Data items:
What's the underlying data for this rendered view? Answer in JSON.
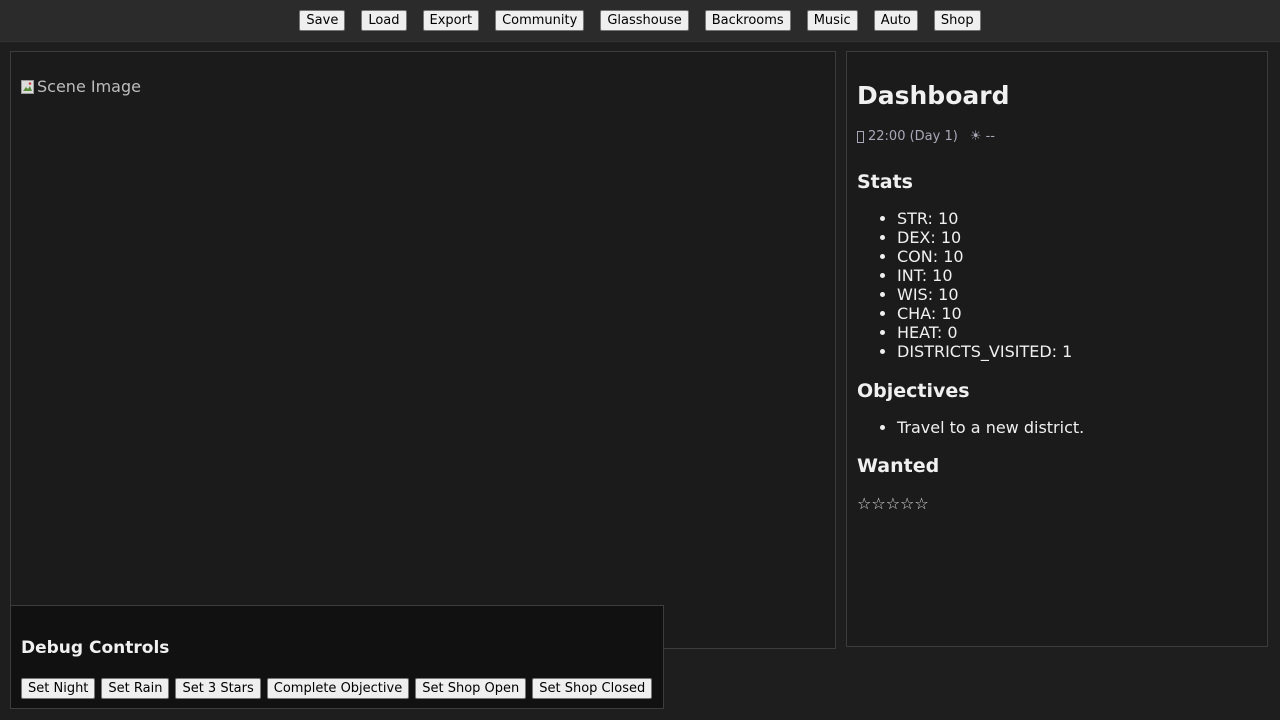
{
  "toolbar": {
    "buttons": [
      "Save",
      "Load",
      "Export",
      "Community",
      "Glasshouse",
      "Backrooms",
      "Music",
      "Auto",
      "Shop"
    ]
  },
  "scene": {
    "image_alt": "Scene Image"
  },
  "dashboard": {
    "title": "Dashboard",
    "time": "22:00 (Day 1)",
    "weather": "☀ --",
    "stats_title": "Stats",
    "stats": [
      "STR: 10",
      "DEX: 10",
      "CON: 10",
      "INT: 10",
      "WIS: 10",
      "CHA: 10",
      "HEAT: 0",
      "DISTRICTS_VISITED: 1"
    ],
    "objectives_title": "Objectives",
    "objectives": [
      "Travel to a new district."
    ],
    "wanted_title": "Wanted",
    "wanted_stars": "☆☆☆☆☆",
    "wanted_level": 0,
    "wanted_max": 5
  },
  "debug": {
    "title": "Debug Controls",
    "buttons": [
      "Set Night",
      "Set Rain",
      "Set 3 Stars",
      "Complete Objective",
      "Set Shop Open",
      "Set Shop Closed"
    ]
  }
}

[Problem]:
Repeat everything in the records precisely. Images are excluded from the copy.

[Problem solution]:
What's the underlying data for this rendered view? Answer in JSON.
{
  "toolbar": {
    "buttons": [
      "Save",
      "Load",
      "Export",
      "Community",
      "Glasshouse",
      "Backrooms",
      "Music",
      "Auto",
      "Shop"
    ]
  },
  "scene": {
    "image_alt": "Scene Image"
  },
  "dashboard": {
    "title": "Dashboard",
    "time": "22:00 (Day 1)",
    "weather": "☀ --",
    "stats_title": "Stats",
    "stats": [
      "STR: 10",
      "DEX: 10",
      "CON: 10",
      "INT: 10",
      "WIS: 10",
      "CHA: 10",
      "HEAT: 0",
      "DISTRICTS_VISITED: 1"
    ],
    "objectives_title": "Objectives",
    "objectives": [
      "Travel to a new district."
    ],
    "wanted_title": "Wanted",
    "wanted_stars": "☆☆☆☆☆",
    "wanted_level": 0,
    "wanted_max": 5
  },
  "debug": {
    "title": "Debug Controls",
    "buttons": [
      "Set Night",
      "Set Rain",
      "Set 3 Stars",
      "Complete Objective",
      "Set Shop Open",
      "Set Shop Closed"
    ]
  }
}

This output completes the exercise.